Exercise details: Omit the images, then output each of the records below exactly.

Stored items:
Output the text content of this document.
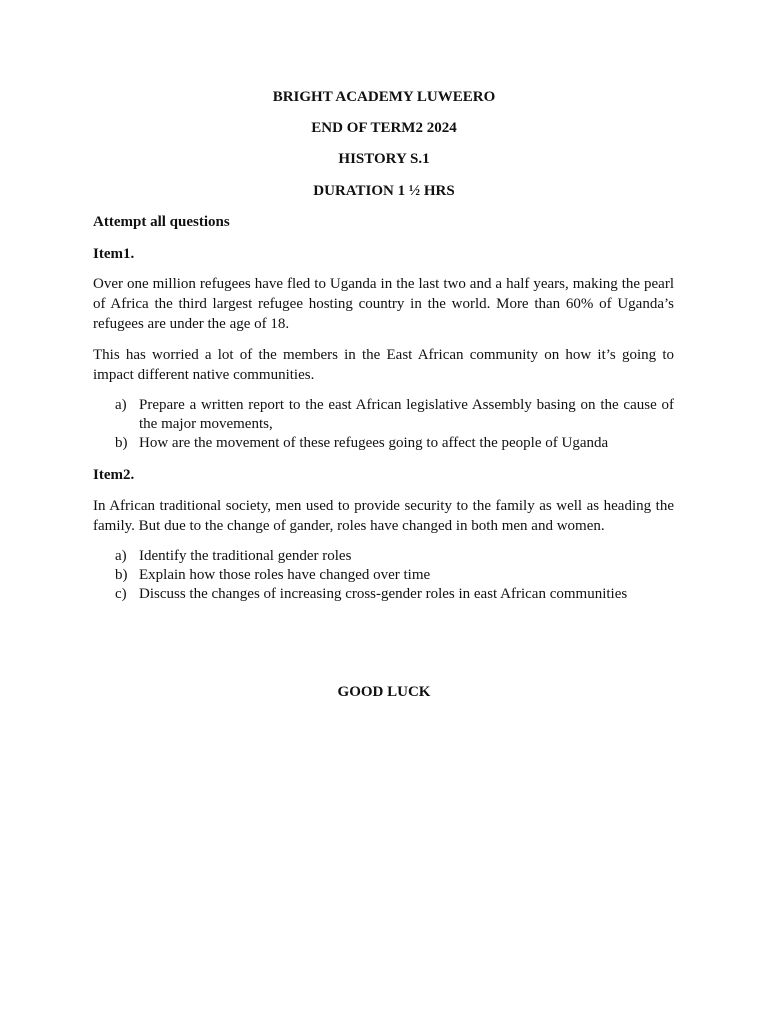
BRIGHT ACADEMY LUWEERO
END OF TERM2 2024
HISTORY S.1
DURATION 1 ½ HRS
Attempt all questions
Item1.
Over one million refugees have fled to Uganda in the last two and a half years, making the pearl of Africa the third largest refugee hosting country in the world. More than 60% of Uganda’s refugees are under the age of 18.
This has worried a lot of the members in the East African community on how it’s going to impact different native communities.
a) Prepare a written report to the east African legislative Assembly basing on the cause of the major movements,
b) How are the movement of these refugees going to affect the people of Uganda
Item2.
In African traditional society, men used to provide security to the family as well as heading the family. But due to the change of gander, roles have changed in both men and women.
a) Identify the traditional gender roles
b) Explain how those roles have changed over time
c) Discuss the changes of increasing cross-gender roles in east African communities
GOOD LUCK
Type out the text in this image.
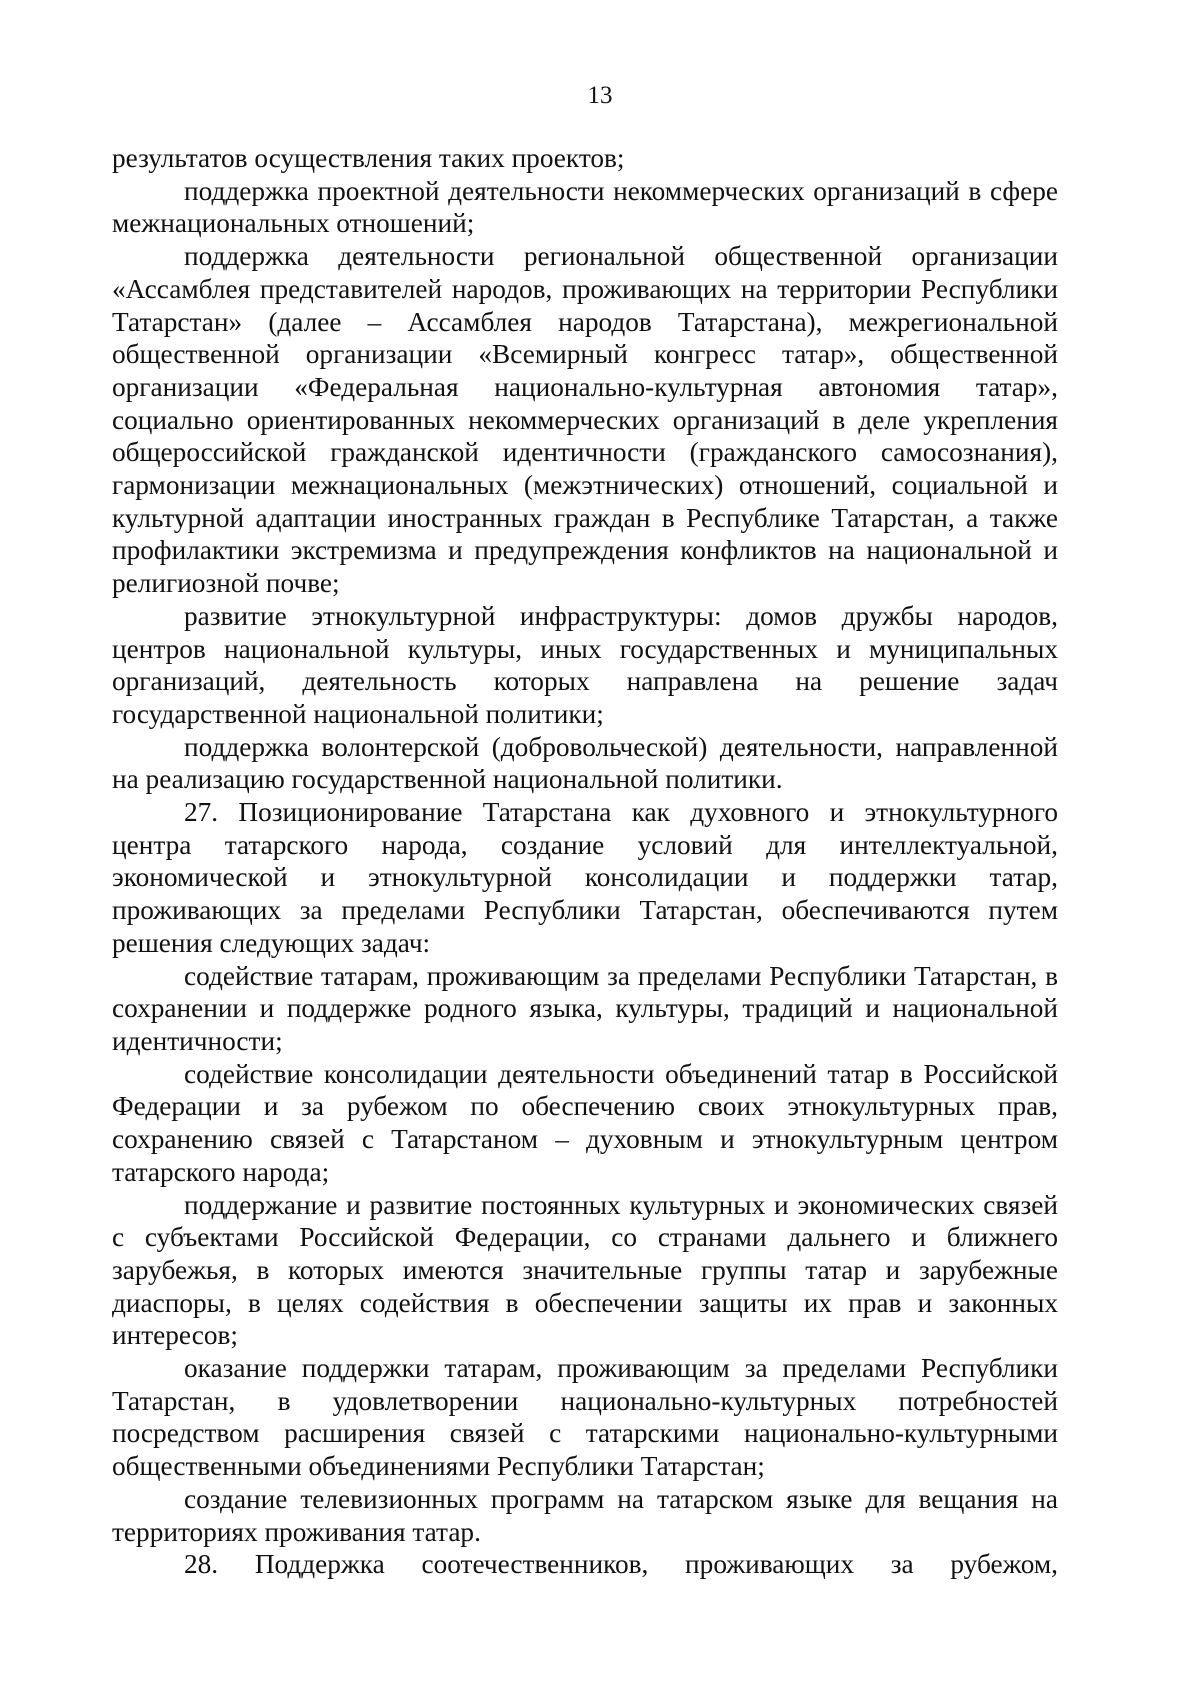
13

результатов осуществления таких проектов;

поддержка проектной деятельности некоммерческих организаций в сфере межнациональных отношений;

поддержка деятельности региональной общественной организации «Ассамблея представителей народов, проживающих на территории Республики Татарстан» (далее – Ассамблея народов Татарстана), межрегиональной общественной организации «Всемирный конгресс татар», общественной организации «Федеральная национально-культурная автономия татар», социально ориентированных некоммерческих организаций в деле укрепления общероссийской гражданской идентичности (гражданского самосознания), гармонизации межнациональных (межэтнических) отношений, социальной и культурной адаптации иностранных граждан в Республике Татарстан, а также профилактики экстремизма и предупреждения конфликтов на национальной и религиозной почве;

развитие этнокультурной инфраструктуры: домов дружбы народов, центров национальной культуры, иных государственных и муниципальных организаций, деятельность которых направлена на решение задач государственной национальной политики;

поддержка волонтерской (добровольческой) деятельности, направленной на реализацию государственной национальной политики.

27. Позиционирование Татарстана как духовного и этнокультурного центра татарского народа, создание условий для интеллектуальной, экономической и этнокультурной консолидации и поддержки татар, проживающих за пределами Республики Татарстан, обеспечиваются путем решения следующих задач:

содействие татарам, проживающим за пределами Республики Татарстан, в сохранении и поддержке родного языка, культуры, традиций и национальной идентичности;

содействие консолидации деятельности объединений татар в Российской Федерации и за рубежом по обеспечению своих этнокультурных прав, сохранению связей с Татарстаном – духовным и этнокультурным центром татарского народа;

поддержание и развитие постоянных культурных и экономических связей с субъектами Российской Федерации, со странами дальнего и ближнего зарубежья, в которых имеются значительные группы татар и зарубежные диаспоры, в целях содействия в обеспечении защиты их прав и законных интересов;

оказание поддержки татарам, проживающим за пределами Республики Татарстан, в удовлетворении национально-культурных потребностей посредством расширения связей с татарскими национально-культурными общественными объединениями Республики Татарстан;

создание телевизионных программ на татарском языке для вещания на территориях проживания татар.

28. Поддержка соотечественников, проживающих за рубежом,
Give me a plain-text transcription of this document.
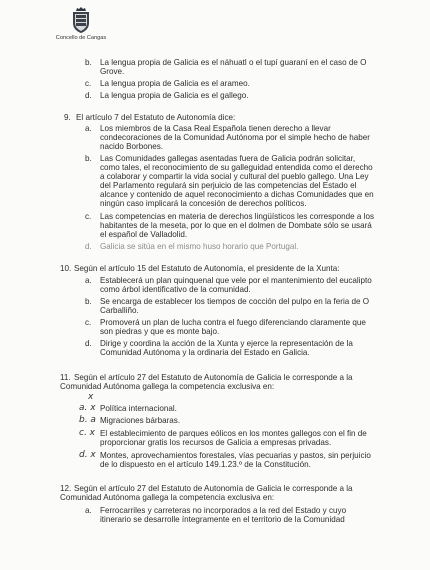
Concello de Cangas
b. La lengua propia de Galicia es el náhuatl o el tupí guaraní en el caso de O
Grove.
c. La lengua propia de Galicia es el arameo.
d. La lengua propia de Galicia es el gallego.
9. El artículo 7 del Estatuto de Autonomía dice:
a. Los miembros de la Casa Real Española tienen derecho a llevar
condecoraciones de la Comunidad Autónoma por el simple hecho de haber
nacido Borbones.
b. Las Comunidades gallegas asentadas fuera de Galicia podrán solicitar,
como tales, el reconocimiento de su galleguidad entendida como el derecho
a colaborar y compartir la vida social y cultural del pueblo gallego. Una Ley
del Parlamento regulará sin perjuicio de las competencias del Estado el
alcance y contenido de aquel reconocimiento a dichas Comunidades que en
ningún caso implicará la concesión de derechos políticos.
c. Las competencias en materia de derechos lingüísticos les corresponde a los
habitantes de la meseta, por lo que en el dolmen de Dombate sólo se usará
el español de Valladolid.
d. Galicia se sitúa en el mismo huso horario que Portugal.
10. Según el artículo 15 del Estatuto de Autonomía, el presidente de la Xunta:
a. Establecerá un plan quinquenal que vele por el mantenimiento del eucalipto
como árbol identificativo de la comunidad.
b. Se encarga de establecer los tiempos de cocción del pulpo en la feria de O
Carballiño.
c. Promoverá un plan de lucha contra el fuego diferenciando claramente que
son piedras y que es monte bajo.
d. Dirige y coordina la acción de la Xunta y ejerce la representación de la
Comunidad Autónoma y la ordinaria del Estado en Galicia.
11. Según el artículo 27 del Estatuto de Autonomía de Galicia le corresponde a la
Comunidad Autónoma gallega la competencia exclusiva en:
x
a. x Política internacional.
b. a Migraciones bárbaras.
c. x El establecimiento de parques eólicos en los montes gallegos con el fin de
proporcionar gratis los recursos de Galicia a empresas privadas.
d. x Montes, aprovechamientos forestales, vías pecuarias y pastos, sin perjuicio
de lo dispuesto en el artículo 149.1.23.º de la Constitución.
12. Según el artículo 27 del Estatuto de Autonomía de Galicia le corresponde a la
Comunidad Autónoma gallega la competencia exclusiva en:
a. Ferrocarriles y carreteras no incorporados a la red del Estado y cuyo
itinerario se desarrolle íntegramente en el territorio de la Comunidad
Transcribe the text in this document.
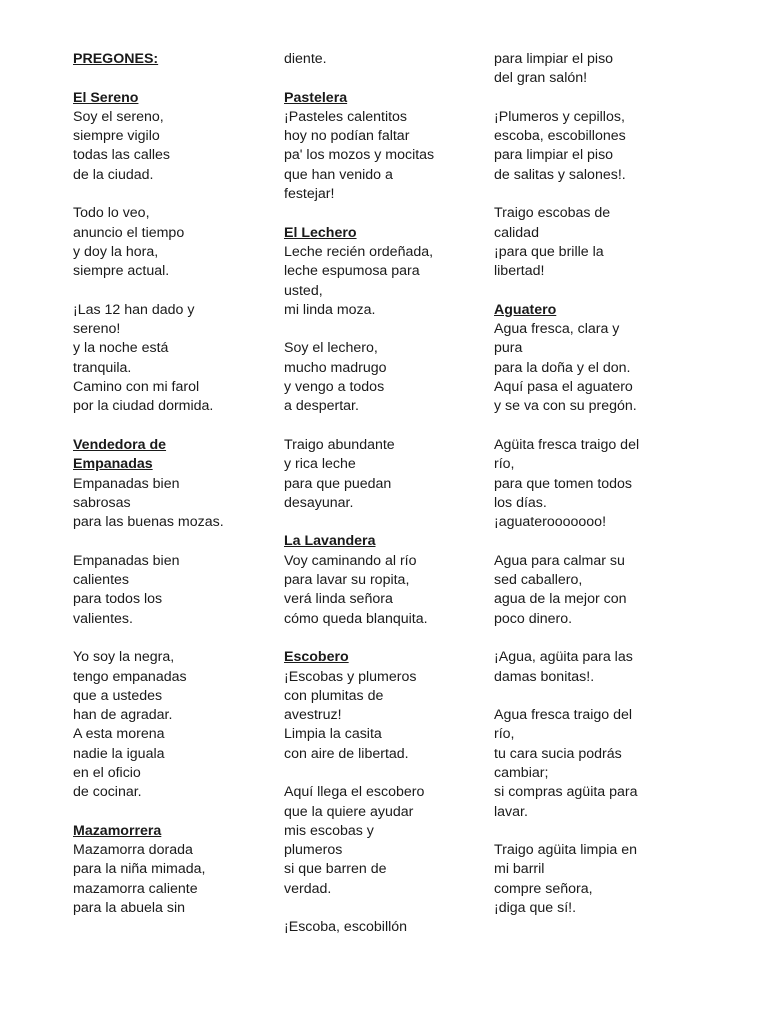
PREGONES:

El Sereno

Soy el sereno,

siempre vigilo

todas las calles

de la ciudad.

Todo lo veo,

anuncio el tiempo

y doy la hora,

siempre actual.

¡Las 12 han dado y

sereno!

y la noche está

tranquila.

Camino con mi farol

por la ciudad dormida.

Vendedora de

Empanadas

Empanadas bien

sabrosas

para las buenas mozas.

Empanadas bien

calientes

para todos los

valientes.

Yo soy la negra,

tengo empanadas

que a ustedes

han de agradar.

A esta morena

nadie la iguala

en el oficio

de cocinar.

Mazamorrera

Mazamorra dorada

para la niña mimada,

mazamorra caliente

para la abuela sin

diente.

Pastelera

¡Pasteles calentitos

hoy no podían faltar

pa' los mozos y mocitas

que han venido a

festejar!

El Lechero

Leche recién ordeñada,

leche espumosa para

usted,

mi linda moza.

Soy el lechero,

mucho madrugo

y vengo a todos

a despertar.

Traigo abundante

y rica leche

para que puedan

desayunar.

La Lavandera

Voy caminando al río

para lavar su ropita,

verá linda señora

cómo queda blanquita.

Escobero

¡Escobas y plumeros

con plumitas de

avestruz!

Limpia la casita

con aire de libertad.

Aquí llega el escobero

que la quiere ayudar

mis escobas y

plumeros

si que barren de

verdad.

¡Escoba, escobillón

para limpiar el piso

del gran salón!

¡Plumeros y cepillos,

escoba, escobillones

para limpiar el piso

de salitas y salones!.

Traigo escobas de

calidad

¡para que brille la

libertad!

Aguatero

Agua fresca, clara y

pura

para la doña y el don.

Aquí pasa el aguatero

y se va con su pregón.

Agüita fresca traigo del

río,

para que tomen todos

los días.

¡aguaterooooooo!

Agua para calmar su

sed caballero,

agua de la mejor con

poco dinero.

¡Agua, agüita para las

damas bonitas!.

Agua fresca traigo del

río,

tu cara sucia podrás

cambiar;

si compras agüita para

lavar.

Traigo agüita limpia en

mi barril

compre señora,

¡diga que sí!.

Result of this exercise:
Output the text content of this document.
BRIGHT ACADEMY LUWEERO
END OF TERM2 2024
HISTORY S.1
DURATION 1 ½ HRS
Attempt all questions
Item1.
Over one million refugees have fled to Uganda in the last two and a half years, making the pearl of Africa the third largest refugee hosting country in the world. More than 60% of Uganda’s refugees are under the age of 18.
This has worried a lot of the members in the East African community on how it’s going to impact different native communities.
a) Prepare a written report to the east African legislative Assembly basing on the cause of the major movements,
b) How are the movement of these refugees going to affect the people of Uganda
Item2.
In African traditional society, men used to provide security to the family as well as heading the family. But due to the change of gander, roles have changed in both men and women.
a) Identify the traditional gender roles
b) Explain how those roles have changed over time
c) Discuss the changes of increasing cross-gender roles in east African communities
GOOD LUCK
Type out the text in this image.
13

результатов осуществления таких проектов;

поддержка проектной деятельности некоммерческих организаций в сфере межнациональных отношений;

поддержка деятельности региональной общественной организации «Ассамблея представителей народов, проживающих на территории Республики Татарстан» (далее – Ассамблея народов Татарстана), межрегиональной общественной организации «Всемирный конгресс татар», общественной организации «Федеральная национально-культурная автономия татар», социально ориентированных некоммерческих организаций в деле укрепления общероссийской гражданской идентичности (гражданского самосознания), гармонизации межнациональных (межэтнических) отношений, социальной и культурной адаптации иностранных граждан в Республике Татарстан, а также профилактики экстремизма и предупреждения конфликтов на национальной и религиозной почве;

развитие этнокультурной инфраструктуры: домов дружбы народов, центров национальной культуры, иных государственных и муниципальных организаций, деятельность которых направлена на решение задач государственной национальной политики;

поддержка волонтерской (добровольческой) деятельности, направленной на реализацию государственной национальной политики.

27. Позиционирование Татарстана как духовного и этнокультурного центра татарского народа, создание условий для интеллектуальной, экономической и этнокультурной консолидации и поддержки татар, проживающих за пределами Республики Татарстан, обеспечиваются путем решения следующих задач:

содействие татарам, проживающим за пределами Республики Татарстан, в сохранении и поддержке родного языка, культуры, традиций и национальной идентичности;

содействие консолидации деятельности объединений татар в Российской Федерации и за рубежом по обеспечению своих этнокультурных прав, сохранению связей с Татарстаном – духовным и этнокультурным центром татарского народа;

поддержание и развитие постоянных культурных и экономических связей с субъектами Российской Федерации, со странами дальнего и ближнего зарубежья, в которых имеются значительные группы татар и зарубежные диаспоры, в целях содействия в обеспечении защиты их прав и законных интересов;

оказание поддержки татарам, проживающим за пределами Республики Татарстан, в удовлетворении национально-культурных потребностей посредством расширения связей с татарскими национально-культурными общественными объединениями Республики Татарстан;

создание телевизионных программ на татарском языке для вещания на территориях проживания татар.

28. Поддержка соотечественников, проживающих за рубежом,
Give me a plain-text transcription of this document.
Concello de Cangas
b. La lengua propia de Galicia es el náhuatl o el tupí guaraní en el caso de O
Grove.
c. La lengua propia de Galicia es el arameo.
d. La lengua propia de Galicia es el gallego.
9. El artículo 7 del Estatuto de Autonomía dice:
a. Los miembros de la Casa Real Española tienen derecho a llevar
condecoraciones de la Comunidad Autónoma por el simple hecho de haber
nacido Borbones.
b. Las Comunidades gallegas asentadas fuera de Galicia podrán solicitar,
como tales, el reconocimiento de su galleguidad entendida como el derecho
a colaborar y compartir la vida social y cultural del pueblo gallego. Una Ley
del Parlamento regulará sin perjuicio de las competencias del Estado el
alcance y contenido de aquel reconocimiento a dichas Comunidades que en
ningún caso implicará la concesión de derechos políticos.
c. Las competencias en materia de derechos lingüísticos les corresponde a los
habitantes de la meseta, por lo que en el dolmen de Dombate sólo se usará
el español de Valladolid.
d. Galicia se sitúa en el mismo huso horario que Portugal.
10. Según el artículo 15 del Estatuto de Autonomía, el presidente de la Xunta:
a. Establecerá un plan quinquenal que vele por el mantenimiento del eucalipto
como árbol identificativo de la comunidad.
b. Se encarga de establecer los tiempos de cocción del pulpo en la feria de O
Carballiño.
c. Promoverá un plan de lucha contra el fuego diferenciando claramente que
son piedras y que es monte bajo.
d. Dirige y coordina la acción de la Xunta y ejerce la representación de la
Comunidad Autónoma y la ordinaria del Estado en Galicia.
11. Según el artículo 27 del Estatuto de Autonomía de Galicia le corresponde a la
Comunidad Autónoma gallega la competencia exclusiva en:
x
a. x Política internacional.
b. a Migraciones bárbaras.
c. x El establecimiento de parques eólicos en los montes gallegos con el fin de
proporcionar gratis los recursos de Galicia a empresas privadas.
d. x Montes, aprovechamientos forestales, vías pecuarias y pastos, sin perjuicio
de lo dispuesto en el artículo 149.1.23.º de la Constitución.
12. Según el artículo 27 del Estatuto de Autonomía de Galicia le corresponde a la
Comunidad Autónoma gallega la competencia exclusiva en:
a. Ferrocarriles y carreteras no incorporados a la red del Estado y cuyo
itinerario se desarrolle íntegramente en el territorio de la Comunidad
Transcribe the text in this document.
PREGONES:

El Sereno

Soy el sereno,

siempre vigilo

todas las calles

de la ciudad.

Todo lo veo,

anuncio el tiempo

y doy la hora,

siempre actual.

¡Las 12 han dado y

sereno!

y la noche está

tranquila.

Camino con mi farol

por la ciudad dormida.

Vendedora de

Empanadas

Empanadas bien

sabrosas

para las buenas mozas.

Empanadas bien

calientes

para todos los

valientes.

Yo soy la negra,

tengo empanadas

que a ustedes

han de agradar.

A esta morena

nadie la iguala

en el oficio

de cocinar.

Mazamorrera

Mazamorra dorada

para la niña mimada,

mazamorra caliente

para la abuela sin

diente.

Pastelera

¡Pasteles calentitos

hoy no podían faltar

pa' los mozos y mocitas

que han venido a

festejar!

El Lechero

Leche recién ordeñada,

leche espumosa para

usted,

mi linda moza.

Soy el lechero,

mucho madrugo

y vengo a todos

a despertar.

Traigo abundante

y rica leche

para que puedan

desayunar.

La Lavandera

Voy caminando al río

para lavar su ropita,

verá linda señora

cómo queda blanquita.

Escobero

¡Escobas y plumeros

con plumitas de

avestruz!

Limpia la casita

con aire de libertad.

Aquí llega el escobero

que la quiere ayudar

mis escobas y

plumeros

si que barren de

verdad.

¡Escoba, escobillón

para limpiar el piso

del gran salón!

¡Plumeros y cepillos,

escoba, escobillones

para limpiar el piso

de salitas y salones!.

Traigo escobas de

calidad

¡para que brille la

libertad!

Aguatero

Agua fresca, clara y

pura

para la doña y el don.

Aquí pasa el aguatero

y se va con su pregón.

Agüita fresca traigo del

río,

para que tomen todos

los días.

¡aguaterooooooo!

Agua para calmar su

sed caballero,

agua de la mejor con

poco dinero.

¡Agua, agüita para las

damas bonitas!.

Agua fresca traigo del

río,

tu cara sucia podrás

cambiar;

si compras agüita para

lavar.

Traigo agüita limpia en

mi barril

compre señora,

¡diga que sí!.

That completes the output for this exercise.